*** DATA FOR THE TASK

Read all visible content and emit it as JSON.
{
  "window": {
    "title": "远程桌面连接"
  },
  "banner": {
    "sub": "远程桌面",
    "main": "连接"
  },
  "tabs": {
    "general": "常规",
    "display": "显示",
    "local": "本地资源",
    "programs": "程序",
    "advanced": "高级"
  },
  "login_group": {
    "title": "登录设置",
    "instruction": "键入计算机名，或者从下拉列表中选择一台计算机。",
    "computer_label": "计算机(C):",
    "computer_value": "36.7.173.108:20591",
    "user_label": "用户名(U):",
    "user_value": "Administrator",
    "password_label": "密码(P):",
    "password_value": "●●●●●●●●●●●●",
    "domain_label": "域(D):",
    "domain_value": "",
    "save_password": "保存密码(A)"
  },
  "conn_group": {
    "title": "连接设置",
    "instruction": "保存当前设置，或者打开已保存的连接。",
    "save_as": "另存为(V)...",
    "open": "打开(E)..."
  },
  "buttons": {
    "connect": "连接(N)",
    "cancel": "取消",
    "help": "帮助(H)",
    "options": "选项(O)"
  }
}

******
*** DATA FOR THE TASK

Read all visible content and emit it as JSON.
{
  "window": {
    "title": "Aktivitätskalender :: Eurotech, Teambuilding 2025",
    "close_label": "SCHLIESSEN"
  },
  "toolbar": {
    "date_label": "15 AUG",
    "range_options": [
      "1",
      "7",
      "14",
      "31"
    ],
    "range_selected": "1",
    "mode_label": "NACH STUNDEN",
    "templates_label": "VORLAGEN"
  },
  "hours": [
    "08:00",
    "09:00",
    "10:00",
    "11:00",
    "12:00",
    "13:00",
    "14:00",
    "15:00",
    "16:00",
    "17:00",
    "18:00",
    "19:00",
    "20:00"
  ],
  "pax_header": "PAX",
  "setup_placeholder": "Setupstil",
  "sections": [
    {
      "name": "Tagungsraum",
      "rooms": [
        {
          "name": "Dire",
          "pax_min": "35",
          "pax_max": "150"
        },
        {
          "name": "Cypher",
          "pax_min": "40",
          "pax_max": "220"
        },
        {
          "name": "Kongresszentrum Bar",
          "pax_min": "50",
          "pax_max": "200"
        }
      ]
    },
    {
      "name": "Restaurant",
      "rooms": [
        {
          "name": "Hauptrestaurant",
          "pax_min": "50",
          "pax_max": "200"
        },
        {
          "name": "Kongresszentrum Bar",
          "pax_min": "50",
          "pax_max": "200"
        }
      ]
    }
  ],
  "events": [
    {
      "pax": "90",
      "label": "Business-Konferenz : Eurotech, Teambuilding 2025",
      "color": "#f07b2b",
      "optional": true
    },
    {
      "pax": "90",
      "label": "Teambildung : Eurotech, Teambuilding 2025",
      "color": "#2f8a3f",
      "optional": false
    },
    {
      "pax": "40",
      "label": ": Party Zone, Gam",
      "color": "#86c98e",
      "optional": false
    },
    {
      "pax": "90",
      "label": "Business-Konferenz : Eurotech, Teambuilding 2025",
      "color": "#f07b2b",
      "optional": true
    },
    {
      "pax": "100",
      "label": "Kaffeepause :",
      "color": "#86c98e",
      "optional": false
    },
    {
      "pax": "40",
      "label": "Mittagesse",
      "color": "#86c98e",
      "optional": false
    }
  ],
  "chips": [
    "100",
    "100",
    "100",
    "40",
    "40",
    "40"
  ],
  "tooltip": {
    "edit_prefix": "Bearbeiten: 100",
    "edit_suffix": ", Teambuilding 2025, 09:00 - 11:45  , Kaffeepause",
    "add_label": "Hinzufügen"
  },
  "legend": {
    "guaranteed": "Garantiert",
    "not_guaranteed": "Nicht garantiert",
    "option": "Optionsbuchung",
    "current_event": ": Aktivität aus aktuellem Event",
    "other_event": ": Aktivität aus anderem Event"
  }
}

******

## [WORK REQUIRED]
In the listing, find every line containing the word "name" and list it.

## [SOLUTION BELOW]
      "name": "Tagungsraum",
          "name": "Dire",
          "name": "Cypher",
          "name": "Kongresszentrum Bar",
      "name": "Restaurant",
          "name": "Hauptrestaurant",
          "name": "Kongresszentrum Bar",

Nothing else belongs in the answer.